Work to do> Extract each line of the data and write it out again exactly.

Extracted records>
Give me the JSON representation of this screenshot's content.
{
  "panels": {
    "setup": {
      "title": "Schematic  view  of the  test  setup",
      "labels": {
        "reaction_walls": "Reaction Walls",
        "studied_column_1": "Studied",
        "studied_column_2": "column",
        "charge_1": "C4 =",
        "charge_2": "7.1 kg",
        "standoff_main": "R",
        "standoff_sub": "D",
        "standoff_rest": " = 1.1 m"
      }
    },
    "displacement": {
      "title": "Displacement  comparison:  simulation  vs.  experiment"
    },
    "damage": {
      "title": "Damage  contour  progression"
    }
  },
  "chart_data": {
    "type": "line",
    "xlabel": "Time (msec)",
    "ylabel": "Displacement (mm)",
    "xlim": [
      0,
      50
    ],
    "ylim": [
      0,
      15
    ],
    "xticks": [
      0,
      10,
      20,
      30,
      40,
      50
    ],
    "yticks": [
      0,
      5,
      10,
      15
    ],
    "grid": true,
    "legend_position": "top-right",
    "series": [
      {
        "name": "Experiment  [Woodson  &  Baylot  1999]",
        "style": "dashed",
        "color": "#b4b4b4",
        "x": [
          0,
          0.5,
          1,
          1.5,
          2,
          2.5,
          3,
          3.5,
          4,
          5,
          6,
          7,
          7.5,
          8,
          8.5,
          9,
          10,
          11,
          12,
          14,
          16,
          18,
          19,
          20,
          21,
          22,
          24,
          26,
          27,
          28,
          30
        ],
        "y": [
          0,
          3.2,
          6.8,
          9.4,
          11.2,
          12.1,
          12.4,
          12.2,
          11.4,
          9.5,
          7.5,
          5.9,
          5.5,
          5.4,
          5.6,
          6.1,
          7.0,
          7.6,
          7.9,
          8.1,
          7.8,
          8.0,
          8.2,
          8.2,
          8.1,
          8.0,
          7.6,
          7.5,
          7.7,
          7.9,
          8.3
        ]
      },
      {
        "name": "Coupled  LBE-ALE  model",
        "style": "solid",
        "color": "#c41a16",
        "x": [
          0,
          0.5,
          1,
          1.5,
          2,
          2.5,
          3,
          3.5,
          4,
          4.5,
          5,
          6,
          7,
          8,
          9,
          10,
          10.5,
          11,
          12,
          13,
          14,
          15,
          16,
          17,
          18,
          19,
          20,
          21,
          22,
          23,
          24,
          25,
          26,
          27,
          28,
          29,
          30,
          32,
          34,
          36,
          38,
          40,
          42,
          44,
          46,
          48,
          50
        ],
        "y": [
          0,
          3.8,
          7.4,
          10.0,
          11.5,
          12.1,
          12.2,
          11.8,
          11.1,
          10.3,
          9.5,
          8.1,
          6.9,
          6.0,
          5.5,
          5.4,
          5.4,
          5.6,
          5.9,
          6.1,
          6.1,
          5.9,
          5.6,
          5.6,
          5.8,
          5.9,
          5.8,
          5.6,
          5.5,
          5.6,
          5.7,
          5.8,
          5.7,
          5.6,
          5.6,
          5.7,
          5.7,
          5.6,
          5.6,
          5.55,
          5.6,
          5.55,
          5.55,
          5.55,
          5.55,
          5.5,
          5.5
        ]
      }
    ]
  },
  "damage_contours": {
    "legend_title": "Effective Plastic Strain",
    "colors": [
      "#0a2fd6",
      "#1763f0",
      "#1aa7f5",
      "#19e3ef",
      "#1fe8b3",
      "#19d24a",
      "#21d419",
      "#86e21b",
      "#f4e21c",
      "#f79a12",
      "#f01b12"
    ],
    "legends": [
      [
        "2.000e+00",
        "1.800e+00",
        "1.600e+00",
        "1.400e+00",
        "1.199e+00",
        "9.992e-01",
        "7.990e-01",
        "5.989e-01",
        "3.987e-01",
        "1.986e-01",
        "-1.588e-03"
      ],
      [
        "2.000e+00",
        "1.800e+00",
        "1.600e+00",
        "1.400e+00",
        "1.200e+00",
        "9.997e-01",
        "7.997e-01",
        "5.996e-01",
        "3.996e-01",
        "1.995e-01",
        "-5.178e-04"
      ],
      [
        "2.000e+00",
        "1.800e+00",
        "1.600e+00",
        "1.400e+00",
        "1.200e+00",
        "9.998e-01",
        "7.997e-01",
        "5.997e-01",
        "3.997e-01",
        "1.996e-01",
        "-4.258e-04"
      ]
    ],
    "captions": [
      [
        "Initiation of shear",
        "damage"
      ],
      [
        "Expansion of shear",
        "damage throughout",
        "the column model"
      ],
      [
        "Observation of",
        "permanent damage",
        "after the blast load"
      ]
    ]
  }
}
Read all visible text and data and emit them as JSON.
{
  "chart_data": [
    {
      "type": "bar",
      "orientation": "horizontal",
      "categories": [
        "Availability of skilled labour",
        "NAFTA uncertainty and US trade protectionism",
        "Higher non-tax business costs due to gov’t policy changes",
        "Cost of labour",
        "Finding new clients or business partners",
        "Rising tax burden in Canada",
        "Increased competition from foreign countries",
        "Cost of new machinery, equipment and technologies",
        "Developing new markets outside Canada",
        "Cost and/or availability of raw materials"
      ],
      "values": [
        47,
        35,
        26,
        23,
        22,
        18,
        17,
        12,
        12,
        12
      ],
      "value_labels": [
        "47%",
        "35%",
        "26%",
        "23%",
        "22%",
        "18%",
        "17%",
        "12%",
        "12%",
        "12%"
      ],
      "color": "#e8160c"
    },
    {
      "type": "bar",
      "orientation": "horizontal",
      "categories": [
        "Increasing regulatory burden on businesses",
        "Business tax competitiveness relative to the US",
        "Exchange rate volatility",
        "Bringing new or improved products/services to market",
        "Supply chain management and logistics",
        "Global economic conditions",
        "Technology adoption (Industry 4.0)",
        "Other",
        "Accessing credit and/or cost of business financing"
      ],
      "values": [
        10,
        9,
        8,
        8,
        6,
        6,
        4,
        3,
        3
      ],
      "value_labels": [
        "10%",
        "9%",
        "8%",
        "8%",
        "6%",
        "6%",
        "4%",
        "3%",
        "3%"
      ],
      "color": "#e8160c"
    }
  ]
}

Output for this task>
Give me the JSON representation of this screenshot's content.
{
  "panels": {
    "setup": {
      "title": "Schematic  view  of the  test  setup",
      "labels": {
        "reaction_walls": "Reaction Walls",
        "studied_column_1": "Studied",
        "studied_column_2": "column",
        "charge_1": "C4 =",
        "charge_2": "7.1 kg",
        "standoff_main": "R",
        "standoff_sub": "D",
        "standoff_rest": " = 1.1 m"
      }
    },
    "displacement": {
      "title": "Displacement  comparison:  simulation  vs.  experiment"
    },
    "damage": {
      "title": "Damage  contour  progression"
    }
  },
  "chart_data": {
    "type": "line",
    "xlabel": "Time (msec)",
    "ylabel": "Displacement (mm)",
    "xlim": [
      0,
      50
    ],
    "ylim": [
      0,
      15
    ],
    "xticks": [
      0,
      10,
      20,
      30,
      40,
      50
    ],
    "yticks": [
      0,
      5,
      10,
      15
    ],
    "grid": true,
    "legend_position": "top-right",
    "series": [
      {
        "name": "Experiment  [Woodson  &  Baylot  1999]",
        "style": "dashed",
        "color": "#b4b4b4",
        "x": [
          0,
          0.5,
          1,
          1.5,
          2,
          2.5,
          3,
          3.5,
          4,
          5,
          6,
          7,
          7.5,
          8,
          8.5,
          9,
          10,
          11,
          12,
          14,
          16,
          18,
          19,
          20,
          21,
          22,
          24,
          26,
          27,
          28,
          30
        ],
        "y": [
          0,
          3.2,
          6.8,
          9.4,
          11.2,
          12.1,
          12.4,
          12.2,
          11.4,
          9.5,
          7.5,
          5.9,
          5.5,
          5.4,
          5.6,
          6.1,
          7.0,
          7.6,
          7.9,
          8.1,
          7.8,
          8.0,
          8.2,
          8.2,
          8.1,
          8.0,
          7.6,
          7.5,
          7.7,
          7.9,
          8.3
        ]
      },
      {
        "name": "Coupled  LBE-ALE  model",
        "style": "solid",
        "color": "#c41a16",
        "x": [
          0,
          0.5,
          1,
          1.5,
          2,
          2.5,
          3,
          3.5,
          4,
          4.5,
          5,
          6,
          7,
          8,
          9,
          10,
          10.5,
          11,
          12,
          13,
          14,
          15,
          16,
          17,
          18,
          19,
          20,
          21,
          22,
          23,
          24,
          25,
          26,
          27,
          28,
          29,
          30,
          32,
          34,
          36,
          38,
          40,
          42,
          44,
          46,
          48,
          50
        ],
        "y": [
          0,
          3.8,
          7.4,
          10.0,
          11.5,
          12.1,
          12.2,
          11.8,
          11.1,
          10.3,
          9.5,
          8.1,
          6.9,
          6.0,
          5.5,
          5.4,
          5.4,
          5.6,
          5.9,
          6.1,
          6.1,
          5.9,
          5.6,
          5.6,
          5.8,
          5.9,
          5.8,
          5.6,
          5.5,
          5.6,
          5.7,
          5.8,
          5.7,
          5.6,
          5.6,
          5.7,
          5.7,
          5.6,
          5.6,
          5.55,
          5.6,
          5.55,
          5.55,
          5.55,
          5.55,
          5.5,
          5.5
        ]
      }
    ]
  },
  "damage_contours": {
    "legend_title": "Effective Plastic Strain",
    "colors": [
      "#0a2fd6",
      "#1763f0",
      "#1aa7f5",
      "#19e3ef",
      "#1fe8b3",
      "#19d24a",
      "#21d419",
      "#86e21b",
      "#f4e21c",
      "#f79a12",
      "#f01b12"
    ],
    "legends": [
      [
        "2.000e+00",
        "1.800e+00",
        "1.600e+00",
        "1.400e+00",
        "1.199e+00",
        "9.992e-01",
        "7.990e-01",
        "5.989e-01",
        "3.987e-01",
        "1.986e-01",
        "-1.588e-03"
      ],
      [
        "2.000e+00",
        "1.800e+00",
        "1.600e+00",
        "1.400e+00",
        "1.200e+00",
        "9.997e-01",
        "7.997e-01",
        "5.996e-01",
        "3.996e-01",
        "1.995e-01",
        "-5.178e-04"
      ],
      [
        "2.000e+00",
        "1.800e+00",
        "1.600e+00",
        "1.400e+00",
        "1.200e+00",
        "9.998e-01",
        "7.997e-01",
        "5.997e-01",
        "3.997e-01",
        "1.996e-01",
        "-4.258e-04"
      ]
    ],
    "captions": [
      [
        "Initiation of shear",
        "damage"
      ],
      [
        "Expansion of shear",
        "damage throughout",
        "the column model"
      ],
      [
        "Observation of",
        "permanent damage",
        "after the blast load"
      ]
    ]
  }
}
Read all visible text and data and emit them as JSON.
{
  "chart_data": [
    {
      "type": "bar",
      "orientation": "horizontal",
      "categories": [
        "Availability of skilled labour",
        "NAFTA uncertainty and US trade protectionism",
        "Higher non-tax business costs due to gov’t policy changes",
        "Cost of labour",
        "Finding new clients or business partners",
        "Rising tax burden in Canada",
        "Increased competition from foreign countries",
        "Cost of new machinery, equipment and technologies",
        "Developing new markets outside Canada",
        "Cost and/or availability of raw materials"
      ],
      "values": [
        47,
        35,
        26,
        23,
        22,
        18,
        17,
        12,
        12,
        12
      ],
      "value_labels": [
        "47%",
        "35%",
        "26%",
        "23%",
        "22%",
        "18%",
        "17%",
        "12%",
        "12%",
        "12%"
      ],
      "color": "#e8160c"
    },
    {
      "type": "bar",
      "orientation": "horizontal",
      "categories": [
        "Increasing regulatory burden on businesses",
        "Business tax competitiveness relative to the US",
        "Exchange rate volatility",
        "Bringing new or improved products/services to market",
        "Supply chain management and logistics",
        "Global economic conditions",
        "Technology adoption (Industry 4.0)",
        "Other",
        "Accessing credit and/or cost of business financing"
      ],
      "values": [
        10,
        9,
        8,
        8,
        6,
        6,
        4,
        3,
        3
      ],
      "value_labels": [
        "10%",
        "9%",
        "8%",
        "8%",
        "6%",
        "6%",
        "4%",
        "3%",
        "3%"
      ],
      "color": "#e8160c"
    }
  ]
}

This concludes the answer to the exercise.